▶ Given task: Copy every line of the material below word for word, keeping each character and number unchanged.

%%

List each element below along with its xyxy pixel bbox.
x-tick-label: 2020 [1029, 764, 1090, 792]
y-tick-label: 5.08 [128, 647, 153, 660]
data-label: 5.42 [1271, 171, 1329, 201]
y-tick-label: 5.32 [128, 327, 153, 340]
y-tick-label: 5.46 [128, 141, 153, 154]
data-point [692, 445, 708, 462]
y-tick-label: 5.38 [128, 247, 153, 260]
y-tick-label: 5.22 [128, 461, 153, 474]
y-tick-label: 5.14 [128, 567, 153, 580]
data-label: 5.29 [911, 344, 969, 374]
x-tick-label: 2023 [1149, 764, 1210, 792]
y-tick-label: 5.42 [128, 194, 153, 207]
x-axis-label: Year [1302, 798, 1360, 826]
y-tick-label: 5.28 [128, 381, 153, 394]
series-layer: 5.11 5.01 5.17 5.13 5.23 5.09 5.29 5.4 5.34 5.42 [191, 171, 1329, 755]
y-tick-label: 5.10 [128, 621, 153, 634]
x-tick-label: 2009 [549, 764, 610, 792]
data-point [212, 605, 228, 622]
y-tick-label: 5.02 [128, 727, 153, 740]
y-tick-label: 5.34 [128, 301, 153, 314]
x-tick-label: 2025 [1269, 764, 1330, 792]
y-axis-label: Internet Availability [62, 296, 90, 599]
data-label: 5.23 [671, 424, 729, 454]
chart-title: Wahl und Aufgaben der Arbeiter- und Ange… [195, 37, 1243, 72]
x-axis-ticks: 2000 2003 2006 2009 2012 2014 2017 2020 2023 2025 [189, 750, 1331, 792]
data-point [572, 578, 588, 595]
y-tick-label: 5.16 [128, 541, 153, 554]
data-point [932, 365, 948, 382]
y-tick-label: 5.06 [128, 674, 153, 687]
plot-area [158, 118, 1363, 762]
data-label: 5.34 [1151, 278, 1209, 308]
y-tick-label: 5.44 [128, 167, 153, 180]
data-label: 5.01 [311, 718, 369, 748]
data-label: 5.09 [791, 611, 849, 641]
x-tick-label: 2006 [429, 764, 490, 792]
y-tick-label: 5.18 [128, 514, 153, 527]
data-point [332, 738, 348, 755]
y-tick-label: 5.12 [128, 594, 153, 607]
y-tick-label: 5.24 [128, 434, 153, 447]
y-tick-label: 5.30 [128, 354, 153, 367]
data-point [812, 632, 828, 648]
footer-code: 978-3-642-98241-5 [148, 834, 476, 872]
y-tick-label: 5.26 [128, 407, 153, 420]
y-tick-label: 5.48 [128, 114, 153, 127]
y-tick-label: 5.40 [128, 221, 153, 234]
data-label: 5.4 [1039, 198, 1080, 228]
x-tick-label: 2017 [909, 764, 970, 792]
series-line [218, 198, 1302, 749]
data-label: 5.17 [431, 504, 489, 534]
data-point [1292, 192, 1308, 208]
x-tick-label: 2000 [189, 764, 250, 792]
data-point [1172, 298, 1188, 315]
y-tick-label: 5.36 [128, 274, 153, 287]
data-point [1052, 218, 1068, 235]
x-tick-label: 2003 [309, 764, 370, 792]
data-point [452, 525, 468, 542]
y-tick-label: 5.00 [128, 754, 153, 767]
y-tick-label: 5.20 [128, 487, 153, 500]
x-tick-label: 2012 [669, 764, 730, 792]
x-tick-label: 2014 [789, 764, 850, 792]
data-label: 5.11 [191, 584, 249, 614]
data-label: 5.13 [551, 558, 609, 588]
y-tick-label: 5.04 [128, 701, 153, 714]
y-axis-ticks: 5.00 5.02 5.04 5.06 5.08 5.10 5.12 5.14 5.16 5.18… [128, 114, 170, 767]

%%

▶ In response:
List each element below along with its xyxy pixel bbox.
x-tick-label: 2020 [1029, 764, 1090, 792]
y-tick-label: 5.08 [128, 647, 153, 660]
data-label: 5.42 [1271, 171, 1329, 201]
y-tick-label: 5.32 [128, 327, 153, 340]
y-tick-label: 5.46 [128, 141, 153, 154]
data-point [692, 445, 708, 462]
y-tick-label: 5.38 [128, 247, 153, 260]
y-tick-label: 5.22 [128, 461, 153, 474]
y-tick-label: 5.14 [128, 567, 153, 580]
data-label: 5.29 [911, 344, 969, 374]
x-tick-label: 2023 [1149, 764, 1210, 792]
y-tick-label: 5.42 [128, 194, 153, 207]
x-axis-label: Year [1302, 798, 1360, 826]
y-tick-label: 5.28 [128, 381, 153, 394]
series-layer: 5.11 5.01 5.17 5.13 5.23 5.09 5.29 5.4 5.34 5.42 [191, 171, 1329, 755]
y-tick-label: 5.10 [128, 621, 153, 634]
x-tick-label: 2009 [549, 764, 610, 792]
data-point [212, 605, 228, 622]
y-tick-label: 5.02 [128, 727, 153, 740]
y-tick-label: 5.34 [128, 301, 153, 314]
x-tick-label: 2025 [1269, 764, 1330, 792]
y-axis-label: Internet Availability [62, 296, 90, 599]
data-label: 5.23 [671, 424, 729, 454]
chart-title: Wahl und Aufgaben der Arbeiter- und Ange… [195, 37, 1243, 72]
x-axis-ticks: 2000 2003 2006 2009 2012 2014 2017 2020 2023 2025 [189, 750, 1331, 792]
data-point [572, 578, 588, 595]
y-tick-label: 5.16 [128, 541, 153, 554]
data-point [932, 365, 948, 382]
y-tick-label: 5.06 [128, 674, 153, 687]
plot-area [158, 118, 1363, 762]
data-label: 5.34 [1151, 278, 1209, 308]
y-tick-label: 5.44 [128, 167, 153, 180]
data-label: 5.01 [311, 718, 369, 748]
data-label: 5.09 [791, 611, 849, 641]
x-tick-label: 2006 [429, 764, 490, 792]
y-tick-label: 5.18 [128, 514, 153, 527]
data-point [332, 738, 348, 755]
y-tick-label: 5.12 [128, 594, 153, 607]
y-tick-label: 5.24 [128, 434, 153, 447]
y-tick-label: 5.30 [128, 354, 153, 367]
data-point [812, 632, 828, 648]
footer-code: 978-3-642-98241-5 [148, 834, 476, 872]
y-tick-label: 5.26 [128, 407, 153, 420]
y-tick-label: 5.48 [128, 114, 153, 127]
y-tick-label: 5.40 [128, 221, 153, 234]
data-label: 5.4 [1039, 198, 1080, 228]
x-tick-label: 2017 [909, 764, 970, 792]
series-line [218, 198, 1302, 749]
data-label: 5.17 [431, 504, 489, 534]
data-point [1292, 192, 1308, 208]
x-tick-label: 2000 [189, 764, 250, 792]
data-point [1172, 298, 1188, 315]
y-tick-label: 5.36 [128, 274, 153, 287]
data-point [1052, 218, 1068, 235]
x-tick-label: 2003 [309, 764, 370, 792]
data-point [452, 525, 468, 542]
y-tick-label: 5.00 [128, 754, 153, 767]
y-tick-label: 5.20 [128, 487, 153, 500]
x-tick-label: 2012 [669, 764, 730, 792]
x-tick-label: 2014 [789, 764, 850, 792]
data-label: 5.11 [191, 584, 249, 614]
data-label: 5.13 [551, 558, 609, 588]
y-tick-label: 5.04 [128, 701, 153, 714]
y-axis-ticks: 5.00 5.02 5.04 5.06 5.08 5.10 5.12 5.14 5.16 5.18… [128, 114, 170, 767]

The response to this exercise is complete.